Эмбриология поэзии - В. Вейдле
Шрифт:
Интервал:
Закладка:
Неправильный, небрежный лепет,
Неточный выговор речей…
Нет, — это не о том. Не в небрежности тут дело; в неправильности и того менее; а уж выговор, напротив, должен быть вполне точен. Но «лепет» все- таки подходящее слово, и справедливо оно тут с «трепетом» рифмуется. Во внутреннем этом собственном своем лепете поэт может найти отдельную интонацию, отдельное словосочетание или слово, откуда — или из нескольких таких ростков — вырастет все дальнейшее. Блок записал в декабре 1906 года: «Всякое стихотворение— покрывало, растянутое на остриях нескольких слов. Эти слова светятся, как звезды. Из‑за них существует стихотворение». Из‑за них, хотя звезда, излив весь тот свет, что поэту путь открыл, может и исчезнуть; но порой и ради них; если коротко оно, ради одного, главного в нем слова. Как в четверостишии Клаудиуса (нижненемецкого, европейской славой обойденного набожного современника Гёте), где говорится о смерти, о темной горнице смерти. Двинется ее обитатель (смерть по–немецки мужеского рода), и уныло она зазвенит, а потом подымет он свой тяжелый молот (это и есть главное, в рифме поставленное слово всего стихотворения) — и час пробьет:
Ach, es ist so dunkel in des Todes Kammer, Tont so traurig, wenn er sich bewegt Und nun aufhebt seinen schweren Hammer, Und die Stunde schlagt [27].

**Строки данных:**
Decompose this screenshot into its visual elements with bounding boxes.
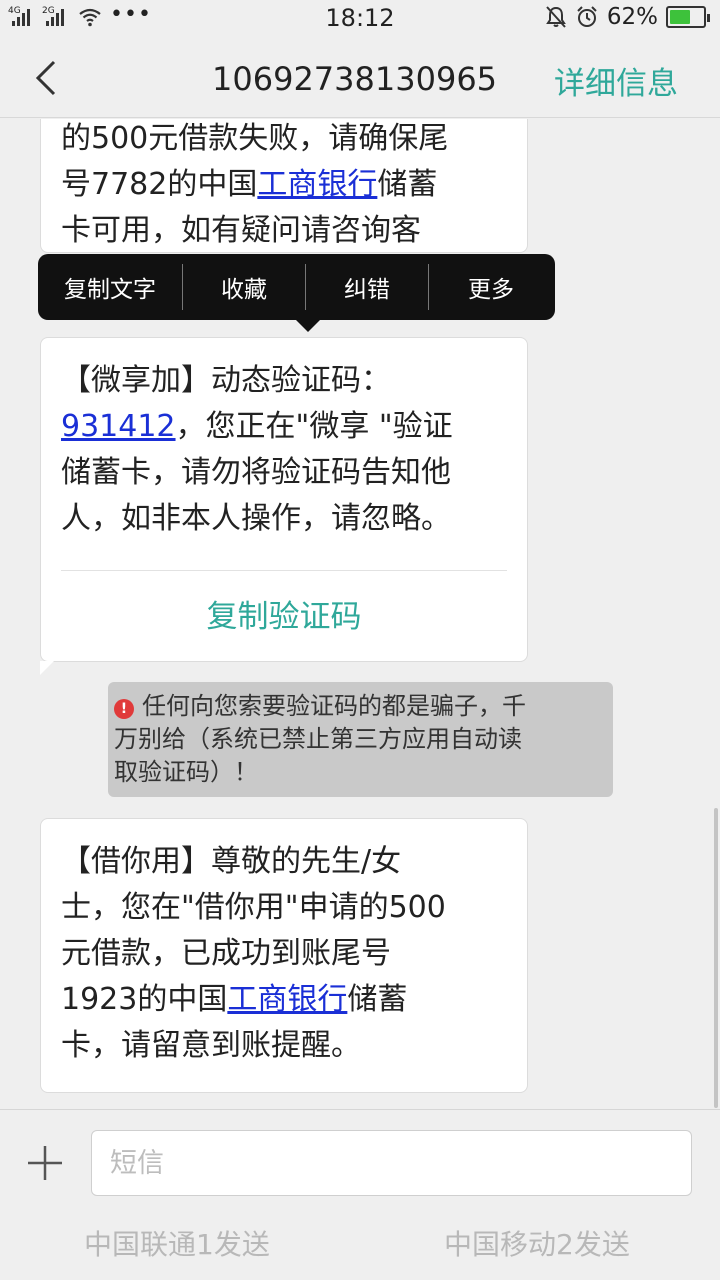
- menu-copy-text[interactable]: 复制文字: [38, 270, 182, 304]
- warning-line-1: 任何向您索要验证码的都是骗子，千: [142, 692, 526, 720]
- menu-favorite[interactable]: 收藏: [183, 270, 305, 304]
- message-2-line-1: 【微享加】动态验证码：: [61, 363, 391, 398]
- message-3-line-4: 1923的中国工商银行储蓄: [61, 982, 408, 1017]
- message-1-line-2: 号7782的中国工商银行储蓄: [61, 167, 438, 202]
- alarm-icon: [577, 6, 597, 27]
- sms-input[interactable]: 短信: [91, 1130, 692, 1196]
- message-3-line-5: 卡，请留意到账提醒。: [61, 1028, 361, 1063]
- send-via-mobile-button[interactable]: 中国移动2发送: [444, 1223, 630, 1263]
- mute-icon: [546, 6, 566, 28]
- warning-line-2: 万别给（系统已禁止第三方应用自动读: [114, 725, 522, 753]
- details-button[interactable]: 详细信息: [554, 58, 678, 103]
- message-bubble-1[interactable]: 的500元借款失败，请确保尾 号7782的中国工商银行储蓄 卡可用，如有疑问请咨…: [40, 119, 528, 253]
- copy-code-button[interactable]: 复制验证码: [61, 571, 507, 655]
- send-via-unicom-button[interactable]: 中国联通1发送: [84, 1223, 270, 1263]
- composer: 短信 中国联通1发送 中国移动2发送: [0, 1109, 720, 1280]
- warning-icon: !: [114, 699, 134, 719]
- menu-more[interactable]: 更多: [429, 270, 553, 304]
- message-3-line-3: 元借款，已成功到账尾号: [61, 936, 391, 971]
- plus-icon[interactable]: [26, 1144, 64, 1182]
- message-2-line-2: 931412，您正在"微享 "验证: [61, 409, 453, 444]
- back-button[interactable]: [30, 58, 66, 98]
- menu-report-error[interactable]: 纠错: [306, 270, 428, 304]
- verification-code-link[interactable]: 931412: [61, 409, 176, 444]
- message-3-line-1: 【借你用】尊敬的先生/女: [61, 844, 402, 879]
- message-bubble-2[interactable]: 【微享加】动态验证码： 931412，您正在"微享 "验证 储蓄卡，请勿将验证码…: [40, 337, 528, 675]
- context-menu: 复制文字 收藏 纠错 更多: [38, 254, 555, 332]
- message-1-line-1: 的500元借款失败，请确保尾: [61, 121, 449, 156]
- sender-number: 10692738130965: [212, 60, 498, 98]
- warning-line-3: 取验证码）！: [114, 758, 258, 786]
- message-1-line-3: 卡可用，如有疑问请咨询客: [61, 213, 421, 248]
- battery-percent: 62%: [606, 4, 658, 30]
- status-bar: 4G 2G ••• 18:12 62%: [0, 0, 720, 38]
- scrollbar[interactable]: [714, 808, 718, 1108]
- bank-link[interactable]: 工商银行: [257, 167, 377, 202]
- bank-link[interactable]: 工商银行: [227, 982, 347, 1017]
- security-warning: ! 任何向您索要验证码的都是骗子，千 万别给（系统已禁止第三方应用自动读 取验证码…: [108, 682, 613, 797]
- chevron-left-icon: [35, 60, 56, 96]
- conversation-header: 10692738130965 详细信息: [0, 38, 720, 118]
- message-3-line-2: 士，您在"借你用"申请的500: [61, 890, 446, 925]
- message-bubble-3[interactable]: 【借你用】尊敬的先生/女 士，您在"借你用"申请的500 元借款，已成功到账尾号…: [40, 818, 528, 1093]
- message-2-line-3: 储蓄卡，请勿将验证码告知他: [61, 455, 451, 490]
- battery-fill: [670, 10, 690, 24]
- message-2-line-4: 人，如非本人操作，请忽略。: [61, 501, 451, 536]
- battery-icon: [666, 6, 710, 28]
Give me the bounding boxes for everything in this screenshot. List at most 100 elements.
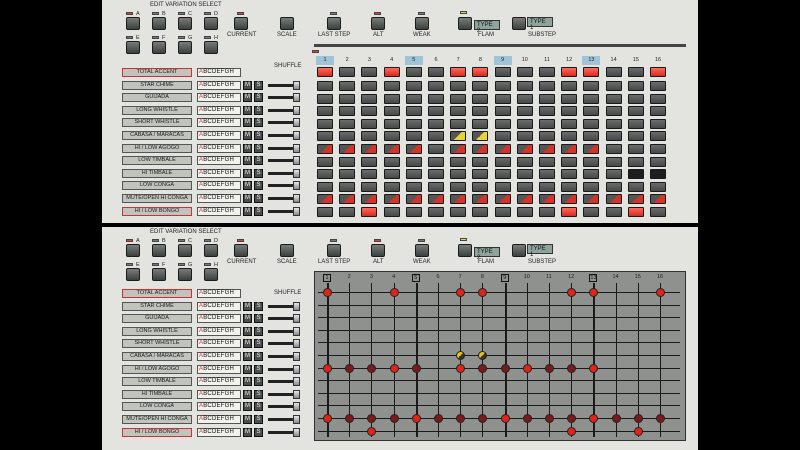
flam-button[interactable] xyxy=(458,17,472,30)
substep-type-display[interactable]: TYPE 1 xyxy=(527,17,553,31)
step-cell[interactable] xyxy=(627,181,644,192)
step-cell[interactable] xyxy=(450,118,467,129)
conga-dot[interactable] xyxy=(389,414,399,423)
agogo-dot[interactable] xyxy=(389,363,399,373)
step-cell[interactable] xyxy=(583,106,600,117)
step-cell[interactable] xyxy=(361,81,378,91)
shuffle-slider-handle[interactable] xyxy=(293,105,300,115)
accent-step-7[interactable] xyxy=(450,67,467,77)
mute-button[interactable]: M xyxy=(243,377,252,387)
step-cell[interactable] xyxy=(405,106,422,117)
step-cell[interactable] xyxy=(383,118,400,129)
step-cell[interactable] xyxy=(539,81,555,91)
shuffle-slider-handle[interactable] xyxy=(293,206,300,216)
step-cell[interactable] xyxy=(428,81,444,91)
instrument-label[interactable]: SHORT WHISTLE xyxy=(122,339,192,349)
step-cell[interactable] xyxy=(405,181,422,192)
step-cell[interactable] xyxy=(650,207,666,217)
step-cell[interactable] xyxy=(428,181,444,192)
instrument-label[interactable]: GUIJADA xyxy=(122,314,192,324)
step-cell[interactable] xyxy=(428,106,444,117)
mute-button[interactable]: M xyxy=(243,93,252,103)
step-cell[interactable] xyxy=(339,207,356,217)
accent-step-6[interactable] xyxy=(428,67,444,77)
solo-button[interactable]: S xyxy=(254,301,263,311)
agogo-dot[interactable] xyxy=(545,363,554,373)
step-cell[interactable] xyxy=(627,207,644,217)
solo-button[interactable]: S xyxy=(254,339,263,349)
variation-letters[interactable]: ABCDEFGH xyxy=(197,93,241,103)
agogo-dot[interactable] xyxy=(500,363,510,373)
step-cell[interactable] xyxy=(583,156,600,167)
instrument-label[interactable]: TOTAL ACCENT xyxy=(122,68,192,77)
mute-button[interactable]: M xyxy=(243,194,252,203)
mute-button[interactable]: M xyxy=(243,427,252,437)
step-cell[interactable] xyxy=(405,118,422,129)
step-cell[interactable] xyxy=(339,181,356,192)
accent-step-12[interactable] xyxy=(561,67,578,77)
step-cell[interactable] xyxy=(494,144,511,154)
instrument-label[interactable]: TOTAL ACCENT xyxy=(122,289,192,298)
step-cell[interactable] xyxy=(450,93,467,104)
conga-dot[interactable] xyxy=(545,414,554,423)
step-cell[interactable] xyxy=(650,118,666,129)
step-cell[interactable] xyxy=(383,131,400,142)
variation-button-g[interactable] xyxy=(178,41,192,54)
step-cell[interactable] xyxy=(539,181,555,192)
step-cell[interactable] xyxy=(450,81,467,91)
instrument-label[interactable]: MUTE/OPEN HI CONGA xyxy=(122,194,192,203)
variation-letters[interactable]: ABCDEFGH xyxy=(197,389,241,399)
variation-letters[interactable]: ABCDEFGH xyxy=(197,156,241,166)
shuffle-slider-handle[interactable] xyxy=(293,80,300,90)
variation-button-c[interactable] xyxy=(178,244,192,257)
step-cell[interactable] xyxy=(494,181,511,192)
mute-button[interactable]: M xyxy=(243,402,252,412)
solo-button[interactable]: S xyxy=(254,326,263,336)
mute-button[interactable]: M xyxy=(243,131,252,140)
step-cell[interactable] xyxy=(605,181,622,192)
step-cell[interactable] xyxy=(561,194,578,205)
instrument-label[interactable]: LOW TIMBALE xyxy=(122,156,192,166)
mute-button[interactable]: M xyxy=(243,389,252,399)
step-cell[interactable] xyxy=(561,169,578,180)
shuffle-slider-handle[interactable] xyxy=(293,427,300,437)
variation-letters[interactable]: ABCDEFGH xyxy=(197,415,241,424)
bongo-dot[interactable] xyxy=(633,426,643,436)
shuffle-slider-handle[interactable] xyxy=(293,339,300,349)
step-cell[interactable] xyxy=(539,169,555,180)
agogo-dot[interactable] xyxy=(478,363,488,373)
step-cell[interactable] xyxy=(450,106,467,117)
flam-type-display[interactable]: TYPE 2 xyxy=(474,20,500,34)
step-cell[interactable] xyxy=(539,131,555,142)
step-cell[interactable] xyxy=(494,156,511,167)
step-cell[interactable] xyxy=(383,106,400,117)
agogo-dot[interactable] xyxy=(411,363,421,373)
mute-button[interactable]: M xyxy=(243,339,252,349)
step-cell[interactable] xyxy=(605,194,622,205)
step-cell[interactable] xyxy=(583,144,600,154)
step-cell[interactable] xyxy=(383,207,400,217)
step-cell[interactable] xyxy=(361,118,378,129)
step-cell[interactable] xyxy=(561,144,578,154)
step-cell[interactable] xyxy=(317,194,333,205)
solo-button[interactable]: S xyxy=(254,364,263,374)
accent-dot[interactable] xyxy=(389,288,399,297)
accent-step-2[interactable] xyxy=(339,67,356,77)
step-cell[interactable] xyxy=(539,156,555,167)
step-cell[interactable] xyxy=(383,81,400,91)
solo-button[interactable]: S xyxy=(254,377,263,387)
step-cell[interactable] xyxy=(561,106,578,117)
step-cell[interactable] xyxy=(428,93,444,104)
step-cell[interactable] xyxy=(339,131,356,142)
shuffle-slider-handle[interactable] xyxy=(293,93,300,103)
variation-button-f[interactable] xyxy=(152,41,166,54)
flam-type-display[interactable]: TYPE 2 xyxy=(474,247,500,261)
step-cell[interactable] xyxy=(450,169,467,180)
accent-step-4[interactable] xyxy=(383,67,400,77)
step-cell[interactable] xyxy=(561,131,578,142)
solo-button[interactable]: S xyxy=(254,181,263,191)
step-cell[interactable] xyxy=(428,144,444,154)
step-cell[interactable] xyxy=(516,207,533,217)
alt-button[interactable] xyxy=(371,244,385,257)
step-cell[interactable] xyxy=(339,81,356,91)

**Поставленные задачи:**
**a)** Назовите всех людей, которые упомянуты по имени во фрагменте текста, не считая автора из заголовка.
**b)** По какой причине во фрагменте текста обитатель темной горницы смерти в четверостишии Клаудиуса обозначен как «он»?

**В ответ:**
**a)** Блок, Клаудиус, Гёте.

**b)** В немецком языке слово «смерть» мужского рода.